[Stated problem]
Sort through the data and copy the lines holding the word "Plot".

(Data tied to figure images)
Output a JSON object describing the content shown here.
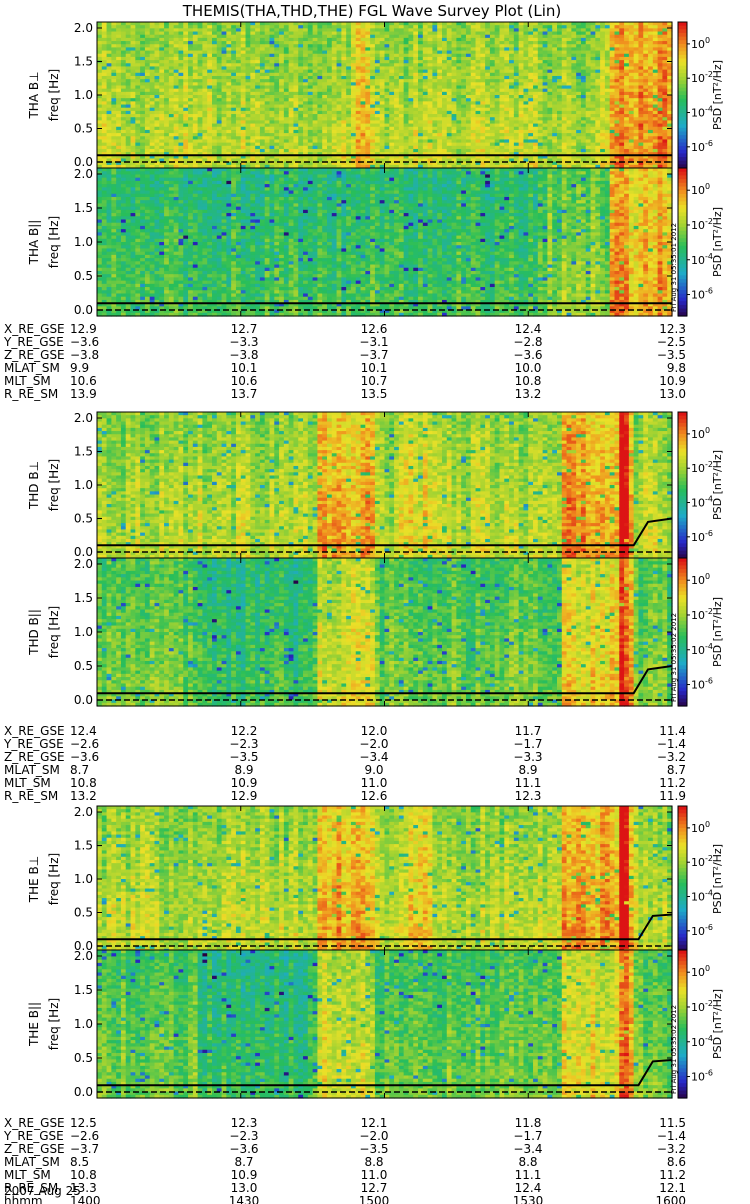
{
  "title": "THEMIS(THA,THD,THE) FGL Wave Survey Plot (Lin)",
  "date_label": "2007 Aug 25",
  "colorbar_label": "PSD [nT²/Hz]",
  "colors": {
    "spectrogram_low": "#3a0a5a",
    "spectrogram_mid": "#33cc66",
    "spectrogram_high": "#dd1a1a",
    "frame": "#000000",
    "trace": "#000000"
  },
  "chart_data": {
    "type": "heatmap",
    "title": "THEMIS(THA,THD,THE) FGL Wave Survey Plot (Lin)",
    "x_axis": {
      "label": "hhmm",
      "ticks": [
        "1400",
        "1430",
        "1500",
        "1530",
        "1600"
      ],
      "range": [
        "1400",
        "1600"
      ]
    },
    "colorbar": {
      "label": "PSD [nT²/Hz]",
      "scale": "log",
      "ticks": [
        {
          "base": "10",
          "exp": "0"
        },
        {
          "base": "10",
          "exp": "-2"
        },
        {
          "base": "10",
          "exp": "-4"
        },
        {
          "base": "10",
          "exp": "-6"
        }
      ]
    },
    "frequency_axis": {
      "label": "freq [Hz]",
      "ticks": [
        "0.0",
        "0.5",
        "1.0",
        "1.5",
        "2.0"
      ],
      "range": [
        0,
        2.0
      ]
    },
    "probes": [
      {
        "id": "THA",
        "panels": [
          {
            "label": "THA B⊥",
            "component": "perp",
            "stamp": ""
          },
          {
            "label": "THA B||",
            "component": "par",
            "stamp": "Fri Aug 31 05:35:01 2012"
          }
        ],
        "trace_freq": {
          "x": [
            "1400",
            "1430",
            "1500",
            "1530",
            "1600"
          ],
          "y": [
            0.1,
            0.1,
            0.1,
            0.1,
            0.1
          ]
        },
        "orbit_table": [
          {
            "name": "X_RE_GSE",
            "values": [
              "12.9",
              "12.7",
              "12.6",
              "12.4",
              "12.3"
            ]
          },
          {
            "name": "Y_RE_GSE",
            "values": [
              "−3.6",
              "−3.3",
              "−3.1",
              "−2.8",
              "−2.5"
            ]
          },
          {
            "name": "Z_RE_GSE",
            "values": [
              "−3.8",
              "−3.8",
              "−3.7",
              "−3.6",
              "−3.5"
            ]
          },
          {
            "name": "MLAT_SM",
            "values": [
              "9.9",
              "10.1",
              "10.1",
              "10.0",
              "9.8"
            ]
          },
          {
            "name": "MLT_SM",
            "values": [
              "10.6",
              "10.6",
              "10.7",
              "10.8",
              "10.9"
            ]
          },
          {
            "name": "R_RE_SM",
            "values": [
              "13.9",
              "13.7",
              "13.5",
              "13.2",
              "13.0"
            ]
          }
        ]
      },
      {
        "id": "THD",
        "panels": [
          {
            "label": "THD B⊥",
            "component": "perp",
            "stamp": ""
          },
          {
            "label": "THD B||",
            "component": "par",
            "stamp": "Fri Aug 31 05:35:02 2012"
          }
        ],
        "trace_freq": {
          "x": [
            "1400",
            "1430",
            "1500",
            "1530",
            "1552",
            "1555",
            "1600"
          ],
          "y": [
            0.1,
            0.1,
            0.1,
            0.1,
            0.1,
            0.45,
            0.5
          ]
        },
        "orbit_table": [
          {
            "name": "X_RE_GSE",
            "values": [
              "12.4",
              "12.2",
              "12.0",
              "11.7",
              "11.4"
            ]
          },
          {
            "name": "Y_RE_GSE",
            "values": [
              "−2.6",
              "−2.3",
              "−2.0",
              "−1.7",
              "−1.4"
            ]
          },
          {
            "name": "Z_RE_GSE",
            "values": [
              "−3.6",
              "−3.5",
              "−3.4",
              "−3.3",
              "−3.2"
            ]
          },
          {
            "name": "MLAT_SM",
            "values": [
              "8.7",
              "8.9",
              "9.0",
              "8.9",
              "8.7"
            ]
          },
          {
            "name": "MLT_SM",
            "values": [
              "10.8",
              "10.9",
              "11.0",
              "11.1",
              "11.2"
            ]
          },
          {
            "name": "R_RE_SM",
            "values": [
              "13.2",
              "12.9",
              "12.6",
              "12.3",
              "11.9"
            ]
          }
        ]
      },
      {
        "id": "THE",
        "panels": [
          {
            "label": "THE B⊥",
            "component": "perp",
            "stamp": ""
          },
          {
            "label": "THE B||",
            "component": "par",
            "stamp": "Fri Aug 31 05:35:02 2012"
          }
        ],
        "trace_freq": {
          "x": [
            "1400",
            "1430",
            "1500",
            "1530",
            "1553",
            "1556",
            "1600"
          ],
          "y": [
            0.1,
            0.1,
            0.1,
            0.1,
            0.1,
            0.45,
            0.47
          ]
        },
        "orbit_table": [
          {
            "name": "X_RE_GSE",
            "values": [
              "12.5",
              "12.3",
              "12.1",
              "11.8",
              "11.5"
            ]
          },
          {
            "name": "Y_RE_GSE",
            "values": [
              "−2.6",
              "−2.3",
              "−2.0",
              "−1.7",
              "−1.4"
            ]
          },
          {
            "name": "Z_RE_GSE",
            "values": [
              "−3.7",
              "−3.6",
              "−3.5",
              "−3.4",
              "−3.2"
            ]
          },
          {
            "name": "MLAT_SM",
            "values": [
              "8.5",
              "8.7",
              "8.8",
              "8.8",
              "8.6"
            ]
          },
          {
            "name": "MLT_SM",
            "values": [
              "10.8",
              "10.9",
              "11.0",
              "11.1",
              "11.2"
            ]
          },
          {
            "name": "R_RE_SM",
            "values": [
              "13.3",
              "13.0",
              "12.7",
              "12.4",
              "12.1"
            ]
          },
          {
            "name": "hhmm",
            "values": [
              "1400",
              "1430",
              "1500",
              "1530",
              "1600"
            ]
          }
        ]
      }
    ]
  }
}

[Written answer]
  "title": "THEMIS(THA,THD,THE) FGL Wave Survey Plot (Lin)",
    "title": "THEMIS(THA,THD,THE) FGL Wave Survey Plot (Lin)",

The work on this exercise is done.